WHAT IS NEEDED :: Single out the lines that include the word "данных". Copy them.

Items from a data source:
* begin *

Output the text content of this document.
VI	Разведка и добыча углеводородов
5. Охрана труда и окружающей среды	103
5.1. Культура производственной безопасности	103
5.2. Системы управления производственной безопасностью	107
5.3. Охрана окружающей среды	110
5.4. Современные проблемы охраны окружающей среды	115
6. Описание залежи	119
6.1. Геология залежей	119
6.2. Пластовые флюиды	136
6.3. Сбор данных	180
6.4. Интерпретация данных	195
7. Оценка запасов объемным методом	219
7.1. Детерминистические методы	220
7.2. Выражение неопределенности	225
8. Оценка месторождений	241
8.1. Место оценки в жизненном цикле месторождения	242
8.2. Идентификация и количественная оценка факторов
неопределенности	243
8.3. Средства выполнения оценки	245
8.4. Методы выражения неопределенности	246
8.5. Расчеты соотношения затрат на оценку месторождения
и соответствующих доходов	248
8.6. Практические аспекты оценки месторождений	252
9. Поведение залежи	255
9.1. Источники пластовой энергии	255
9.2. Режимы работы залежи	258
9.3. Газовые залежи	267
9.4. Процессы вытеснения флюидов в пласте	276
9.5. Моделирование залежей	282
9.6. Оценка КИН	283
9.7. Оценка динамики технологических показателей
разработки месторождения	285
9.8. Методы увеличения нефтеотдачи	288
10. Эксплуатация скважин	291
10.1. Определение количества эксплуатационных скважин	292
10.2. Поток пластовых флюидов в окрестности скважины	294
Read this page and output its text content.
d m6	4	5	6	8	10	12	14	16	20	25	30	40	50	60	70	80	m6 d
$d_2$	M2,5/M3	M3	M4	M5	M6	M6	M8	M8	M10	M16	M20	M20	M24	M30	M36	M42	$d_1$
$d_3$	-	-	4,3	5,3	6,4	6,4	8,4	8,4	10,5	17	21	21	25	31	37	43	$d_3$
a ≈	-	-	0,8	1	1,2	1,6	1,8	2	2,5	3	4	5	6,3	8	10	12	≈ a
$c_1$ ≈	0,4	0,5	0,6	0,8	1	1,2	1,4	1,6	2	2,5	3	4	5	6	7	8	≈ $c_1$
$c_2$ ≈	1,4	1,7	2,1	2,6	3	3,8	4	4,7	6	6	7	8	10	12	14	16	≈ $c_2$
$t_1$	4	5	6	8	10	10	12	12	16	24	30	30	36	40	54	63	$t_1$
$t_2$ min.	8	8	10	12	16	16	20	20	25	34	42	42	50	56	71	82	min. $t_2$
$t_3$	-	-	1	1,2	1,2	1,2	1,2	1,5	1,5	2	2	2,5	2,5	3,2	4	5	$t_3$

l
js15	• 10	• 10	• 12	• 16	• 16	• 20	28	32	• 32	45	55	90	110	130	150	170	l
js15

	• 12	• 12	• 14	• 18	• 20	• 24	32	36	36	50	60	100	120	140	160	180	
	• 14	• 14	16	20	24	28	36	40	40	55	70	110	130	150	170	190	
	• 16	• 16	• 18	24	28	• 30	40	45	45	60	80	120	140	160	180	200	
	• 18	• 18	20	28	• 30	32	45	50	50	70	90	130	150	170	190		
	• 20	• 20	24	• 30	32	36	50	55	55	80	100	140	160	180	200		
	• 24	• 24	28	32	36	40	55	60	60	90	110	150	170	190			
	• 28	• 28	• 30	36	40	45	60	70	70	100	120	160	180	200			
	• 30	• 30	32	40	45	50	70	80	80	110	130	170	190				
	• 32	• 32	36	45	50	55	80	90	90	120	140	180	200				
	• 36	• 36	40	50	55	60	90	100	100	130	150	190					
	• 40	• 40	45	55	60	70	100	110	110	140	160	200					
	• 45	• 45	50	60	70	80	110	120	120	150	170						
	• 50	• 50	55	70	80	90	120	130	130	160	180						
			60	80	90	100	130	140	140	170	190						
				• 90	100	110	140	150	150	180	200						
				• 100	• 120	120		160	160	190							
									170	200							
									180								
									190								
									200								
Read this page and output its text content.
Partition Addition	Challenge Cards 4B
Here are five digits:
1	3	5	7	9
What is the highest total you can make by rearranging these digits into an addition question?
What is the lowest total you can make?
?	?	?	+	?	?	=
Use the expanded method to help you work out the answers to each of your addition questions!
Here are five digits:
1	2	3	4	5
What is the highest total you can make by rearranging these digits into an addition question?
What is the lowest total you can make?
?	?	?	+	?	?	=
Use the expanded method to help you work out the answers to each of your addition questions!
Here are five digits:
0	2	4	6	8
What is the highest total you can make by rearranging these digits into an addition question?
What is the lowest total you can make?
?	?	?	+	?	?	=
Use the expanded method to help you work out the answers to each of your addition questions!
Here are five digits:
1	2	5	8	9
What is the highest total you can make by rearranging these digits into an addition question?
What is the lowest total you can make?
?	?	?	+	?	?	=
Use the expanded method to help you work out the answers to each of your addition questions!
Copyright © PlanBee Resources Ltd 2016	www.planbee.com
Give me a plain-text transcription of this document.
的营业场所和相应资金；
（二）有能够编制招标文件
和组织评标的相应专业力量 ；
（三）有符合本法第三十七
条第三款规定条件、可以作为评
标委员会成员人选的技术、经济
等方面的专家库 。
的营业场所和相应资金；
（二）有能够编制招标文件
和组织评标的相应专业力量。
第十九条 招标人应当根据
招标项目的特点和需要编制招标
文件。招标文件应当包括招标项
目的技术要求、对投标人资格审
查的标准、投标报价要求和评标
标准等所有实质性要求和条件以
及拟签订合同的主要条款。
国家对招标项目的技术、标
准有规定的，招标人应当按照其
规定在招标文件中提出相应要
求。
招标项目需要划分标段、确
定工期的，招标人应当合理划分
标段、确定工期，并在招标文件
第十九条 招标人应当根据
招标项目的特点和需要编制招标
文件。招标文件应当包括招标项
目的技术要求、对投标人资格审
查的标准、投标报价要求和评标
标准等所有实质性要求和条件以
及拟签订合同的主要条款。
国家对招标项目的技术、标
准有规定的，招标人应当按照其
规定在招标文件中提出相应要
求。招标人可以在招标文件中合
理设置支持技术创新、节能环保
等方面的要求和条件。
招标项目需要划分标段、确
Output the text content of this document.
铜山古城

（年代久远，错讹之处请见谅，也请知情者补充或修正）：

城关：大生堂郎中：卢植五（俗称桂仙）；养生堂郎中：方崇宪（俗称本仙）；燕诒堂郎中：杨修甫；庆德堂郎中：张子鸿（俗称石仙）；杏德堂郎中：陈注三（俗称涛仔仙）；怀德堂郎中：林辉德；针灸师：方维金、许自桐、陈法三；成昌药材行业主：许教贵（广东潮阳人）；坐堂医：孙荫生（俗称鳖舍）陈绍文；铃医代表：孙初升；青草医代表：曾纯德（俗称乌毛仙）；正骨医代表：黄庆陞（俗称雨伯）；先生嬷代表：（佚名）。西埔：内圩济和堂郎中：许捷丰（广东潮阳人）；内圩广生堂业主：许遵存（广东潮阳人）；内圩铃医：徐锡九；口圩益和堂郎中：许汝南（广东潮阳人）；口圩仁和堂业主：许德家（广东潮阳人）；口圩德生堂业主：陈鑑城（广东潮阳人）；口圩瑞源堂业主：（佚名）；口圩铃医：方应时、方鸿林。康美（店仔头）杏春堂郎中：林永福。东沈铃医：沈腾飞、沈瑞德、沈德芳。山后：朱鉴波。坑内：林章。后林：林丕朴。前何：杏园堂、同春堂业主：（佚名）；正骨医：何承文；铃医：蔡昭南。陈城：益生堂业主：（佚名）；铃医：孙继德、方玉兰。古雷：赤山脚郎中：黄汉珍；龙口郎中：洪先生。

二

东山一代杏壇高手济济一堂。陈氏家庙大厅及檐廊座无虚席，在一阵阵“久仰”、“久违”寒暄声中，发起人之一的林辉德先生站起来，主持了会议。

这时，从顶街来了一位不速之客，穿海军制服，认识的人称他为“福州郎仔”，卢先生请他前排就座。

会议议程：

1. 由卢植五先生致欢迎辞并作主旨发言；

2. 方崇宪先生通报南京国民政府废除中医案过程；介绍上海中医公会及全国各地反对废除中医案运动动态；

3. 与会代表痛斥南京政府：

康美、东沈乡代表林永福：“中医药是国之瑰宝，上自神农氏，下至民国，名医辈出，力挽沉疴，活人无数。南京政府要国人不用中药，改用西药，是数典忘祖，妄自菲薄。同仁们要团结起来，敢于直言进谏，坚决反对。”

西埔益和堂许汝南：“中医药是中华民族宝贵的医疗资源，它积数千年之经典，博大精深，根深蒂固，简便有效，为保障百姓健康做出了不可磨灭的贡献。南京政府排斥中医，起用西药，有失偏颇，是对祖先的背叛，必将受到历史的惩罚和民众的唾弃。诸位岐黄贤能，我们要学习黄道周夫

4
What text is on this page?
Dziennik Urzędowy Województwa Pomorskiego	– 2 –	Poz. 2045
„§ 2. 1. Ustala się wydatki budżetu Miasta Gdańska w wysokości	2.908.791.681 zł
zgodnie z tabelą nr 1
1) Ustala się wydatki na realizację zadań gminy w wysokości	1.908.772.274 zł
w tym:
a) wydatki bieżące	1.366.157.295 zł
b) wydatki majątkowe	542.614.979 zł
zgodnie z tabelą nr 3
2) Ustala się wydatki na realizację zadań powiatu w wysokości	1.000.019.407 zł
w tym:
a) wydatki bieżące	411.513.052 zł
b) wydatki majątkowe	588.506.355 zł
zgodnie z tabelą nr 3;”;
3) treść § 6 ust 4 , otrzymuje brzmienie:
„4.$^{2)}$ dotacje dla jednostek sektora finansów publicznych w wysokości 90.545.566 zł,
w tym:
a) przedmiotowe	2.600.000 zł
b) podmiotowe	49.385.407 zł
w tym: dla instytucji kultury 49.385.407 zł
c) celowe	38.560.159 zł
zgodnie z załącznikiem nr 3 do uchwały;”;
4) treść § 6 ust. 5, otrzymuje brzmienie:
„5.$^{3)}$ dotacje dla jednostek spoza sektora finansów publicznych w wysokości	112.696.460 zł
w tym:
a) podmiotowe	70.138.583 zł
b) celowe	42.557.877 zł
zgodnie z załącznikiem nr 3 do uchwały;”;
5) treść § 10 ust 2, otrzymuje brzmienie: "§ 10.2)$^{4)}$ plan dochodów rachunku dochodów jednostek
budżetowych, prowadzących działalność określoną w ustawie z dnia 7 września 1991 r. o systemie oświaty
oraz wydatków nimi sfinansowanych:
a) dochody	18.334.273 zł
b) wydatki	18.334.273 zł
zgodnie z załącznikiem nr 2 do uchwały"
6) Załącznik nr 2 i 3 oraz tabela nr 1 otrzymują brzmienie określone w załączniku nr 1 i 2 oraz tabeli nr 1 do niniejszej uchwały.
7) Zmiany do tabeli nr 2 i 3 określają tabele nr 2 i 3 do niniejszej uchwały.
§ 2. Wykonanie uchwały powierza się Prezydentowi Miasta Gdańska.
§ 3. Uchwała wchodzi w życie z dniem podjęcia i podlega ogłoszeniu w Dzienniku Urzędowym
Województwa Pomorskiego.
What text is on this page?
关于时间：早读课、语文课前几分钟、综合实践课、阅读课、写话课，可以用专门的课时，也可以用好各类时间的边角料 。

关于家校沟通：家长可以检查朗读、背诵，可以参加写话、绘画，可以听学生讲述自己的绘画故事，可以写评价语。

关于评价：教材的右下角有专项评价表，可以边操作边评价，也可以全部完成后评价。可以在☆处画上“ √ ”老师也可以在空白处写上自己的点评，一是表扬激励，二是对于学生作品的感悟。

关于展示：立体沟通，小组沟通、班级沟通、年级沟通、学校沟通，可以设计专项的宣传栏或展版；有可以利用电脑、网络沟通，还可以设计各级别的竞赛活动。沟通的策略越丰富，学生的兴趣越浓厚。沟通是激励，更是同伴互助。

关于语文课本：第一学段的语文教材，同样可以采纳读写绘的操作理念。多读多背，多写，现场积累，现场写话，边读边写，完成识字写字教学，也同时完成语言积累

* end *

FULL RESPONSE ::
6.3. Сбор данных	180
6.4. Интерпретация данных	195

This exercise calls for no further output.